◆ WHAT THIS TASK INVOLVES ◆
Select every line below containing the word "خرائط".

◆ ROWS ◆
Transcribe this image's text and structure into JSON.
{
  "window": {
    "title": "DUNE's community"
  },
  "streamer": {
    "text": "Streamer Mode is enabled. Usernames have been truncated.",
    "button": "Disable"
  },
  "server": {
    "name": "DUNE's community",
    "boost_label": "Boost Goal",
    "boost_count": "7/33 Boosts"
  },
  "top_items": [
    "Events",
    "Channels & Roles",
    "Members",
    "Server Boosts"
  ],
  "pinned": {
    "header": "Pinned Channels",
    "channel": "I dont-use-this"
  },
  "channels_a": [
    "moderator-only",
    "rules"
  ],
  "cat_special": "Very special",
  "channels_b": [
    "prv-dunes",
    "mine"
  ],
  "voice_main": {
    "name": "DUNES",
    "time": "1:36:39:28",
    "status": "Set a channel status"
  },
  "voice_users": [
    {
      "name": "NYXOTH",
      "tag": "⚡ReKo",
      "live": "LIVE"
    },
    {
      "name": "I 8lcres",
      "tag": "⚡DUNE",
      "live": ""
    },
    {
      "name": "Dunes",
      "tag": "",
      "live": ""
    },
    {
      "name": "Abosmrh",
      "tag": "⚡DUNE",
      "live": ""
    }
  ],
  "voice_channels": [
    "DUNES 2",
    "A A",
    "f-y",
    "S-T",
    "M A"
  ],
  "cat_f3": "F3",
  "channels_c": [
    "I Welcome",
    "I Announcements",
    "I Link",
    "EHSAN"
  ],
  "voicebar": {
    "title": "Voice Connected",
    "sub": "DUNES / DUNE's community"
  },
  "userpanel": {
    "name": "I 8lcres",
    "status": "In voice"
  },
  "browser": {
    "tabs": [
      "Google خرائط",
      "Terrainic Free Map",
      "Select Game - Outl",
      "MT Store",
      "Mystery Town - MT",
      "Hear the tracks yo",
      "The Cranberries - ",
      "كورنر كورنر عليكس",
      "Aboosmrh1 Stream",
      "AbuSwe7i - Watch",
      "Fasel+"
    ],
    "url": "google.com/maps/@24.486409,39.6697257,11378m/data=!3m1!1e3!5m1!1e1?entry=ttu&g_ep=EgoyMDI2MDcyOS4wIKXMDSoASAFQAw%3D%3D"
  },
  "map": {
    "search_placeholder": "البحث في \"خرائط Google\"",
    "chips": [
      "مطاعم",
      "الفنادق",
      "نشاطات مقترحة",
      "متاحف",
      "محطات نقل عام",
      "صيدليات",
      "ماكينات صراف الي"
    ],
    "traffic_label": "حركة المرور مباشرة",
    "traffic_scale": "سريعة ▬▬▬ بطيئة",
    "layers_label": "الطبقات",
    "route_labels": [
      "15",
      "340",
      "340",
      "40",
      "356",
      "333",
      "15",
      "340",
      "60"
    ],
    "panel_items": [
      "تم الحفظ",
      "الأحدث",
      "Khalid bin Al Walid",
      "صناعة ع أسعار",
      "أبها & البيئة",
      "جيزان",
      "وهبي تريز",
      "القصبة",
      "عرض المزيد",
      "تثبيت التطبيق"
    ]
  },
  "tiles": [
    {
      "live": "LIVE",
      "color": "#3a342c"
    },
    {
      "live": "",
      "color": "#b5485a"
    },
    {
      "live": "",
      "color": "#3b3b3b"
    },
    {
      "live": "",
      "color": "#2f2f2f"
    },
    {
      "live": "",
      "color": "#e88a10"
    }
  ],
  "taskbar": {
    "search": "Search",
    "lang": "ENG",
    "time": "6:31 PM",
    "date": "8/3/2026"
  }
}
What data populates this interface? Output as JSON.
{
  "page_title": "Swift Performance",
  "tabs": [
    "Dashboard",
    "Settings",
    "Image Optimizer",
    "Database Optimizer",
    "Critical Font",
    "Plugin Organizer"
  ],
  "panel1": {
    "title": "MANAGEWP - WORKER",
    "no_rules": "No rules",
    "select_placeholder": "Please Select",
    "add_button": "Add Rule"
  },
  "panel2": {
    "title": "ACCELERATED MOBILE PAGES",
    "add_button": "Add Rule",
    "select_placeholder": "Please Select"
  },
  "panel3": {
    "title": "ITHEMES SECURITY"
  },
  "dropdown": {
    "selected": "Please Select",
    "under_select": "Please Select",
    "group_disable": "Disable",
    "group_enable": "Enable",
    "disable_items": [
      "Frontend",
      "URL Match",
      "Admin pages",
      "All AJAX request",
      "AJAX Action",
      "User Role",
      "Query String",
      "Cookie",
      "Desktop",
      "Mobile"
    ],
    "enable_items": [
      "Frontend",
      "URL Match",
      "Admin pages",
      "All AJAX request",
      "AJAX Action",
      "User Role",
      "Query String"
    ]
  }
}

◆ EXERCISE RESULT ◆
      "Google خرائط",
    "search_placeholder": "البحث في \"خرائط Google\"",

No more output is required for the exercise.